WHAT IS BEING ASKED
The entire listing is to be repeated verbatim.
**** RECORDS ****
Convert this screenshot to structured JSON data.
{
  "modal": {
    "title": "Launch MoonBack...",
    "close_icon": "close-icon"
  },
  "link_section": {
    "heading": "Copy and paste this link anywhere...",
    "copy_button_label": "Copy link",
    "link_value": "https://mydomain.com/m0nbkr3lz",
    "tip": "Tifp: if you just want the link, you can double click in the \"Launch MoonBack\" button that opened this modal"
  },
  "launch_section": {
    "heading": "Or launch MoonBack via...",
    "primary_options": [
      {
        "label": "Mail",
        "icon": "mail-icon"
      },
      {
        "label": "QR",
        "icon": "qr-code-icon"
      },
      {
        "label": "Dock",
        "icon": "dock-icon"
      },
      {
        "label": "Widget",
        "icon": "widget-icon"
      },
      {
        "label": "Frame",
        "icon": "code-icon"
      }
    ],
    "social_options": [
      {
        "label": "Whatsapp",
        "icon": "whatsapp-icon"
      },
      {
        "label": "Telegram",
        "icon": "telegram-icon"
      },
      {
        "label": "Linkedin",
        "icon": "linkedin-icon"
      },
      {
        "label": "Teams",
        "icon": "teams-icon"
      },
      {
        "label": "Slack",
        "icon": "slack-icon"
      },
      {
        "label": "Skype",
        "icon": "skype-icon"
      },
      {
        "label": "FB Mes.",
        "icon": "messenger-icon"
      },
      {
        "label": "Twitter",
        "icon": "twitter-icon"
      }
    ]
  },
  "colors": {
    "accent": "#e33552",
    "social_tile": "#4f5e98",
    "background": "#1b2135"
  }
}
****
ANSWER TO THE TASK
Convert this screenshot to structured JSON data.
{
  "modal": {
    "title": "Launch MoonBack...",
    "close_icon": "close-icon"
  },
  "link_section": {
    "heading": "Copy and paste this link anywhere...",
    "copy_button_label": "Copy link",
    "link_value": "https://mydomain.com/m0nbkr3lz",
    "tip": "Tifp: if you just want the link, you can double click in the \"Launch MoonBack\" button that opened this modal"
  },
  "launch_section": {
    "heading": "Or launch MoonBack via...",
    "primary_options": [
      {
        "label": "Mail",
        "icon": "mail-icon"
      },
      {
        "label": "QR",
        "icon": "qr-code-icon"
      },
      {
        "label": "Dock",
        "icon": "dock-icon"
      },
      {
        "label": "Widget",
        "icon": "widget-icon"
      },
      {
        "label": "Frame",
        "icon": "code-icon"
      }
    ],
    "social_options": [
      {
        "label": "Whatsapp",
        "icon": "whatsapp-icon"
      },
      {
        "label": "Telegram",
        "icon": "telegram-icon"
      },
      {
        "label": "Linkedin",
        "icon": "linkedin-icon"
      },
      {
        "label": "Teams",
        "icon": "teams-icon"
      },
      {
        "label": "Slack",
        "icon": "slack-icon"
      },
      {
        "label": "Skype",
        "icon": "skype-icon"
      },
      {
        "label": "FB Mes.",
        "icon": "messenger-icon"
      },
      {
        "label": "Twitter",
        "icon": "twitter-icon"
      }
    ]
  },
  "colors": {
    "accent": "#e33552",
    "social_tile": "#4f5e98",
    "background": "#1b2135"
  }
}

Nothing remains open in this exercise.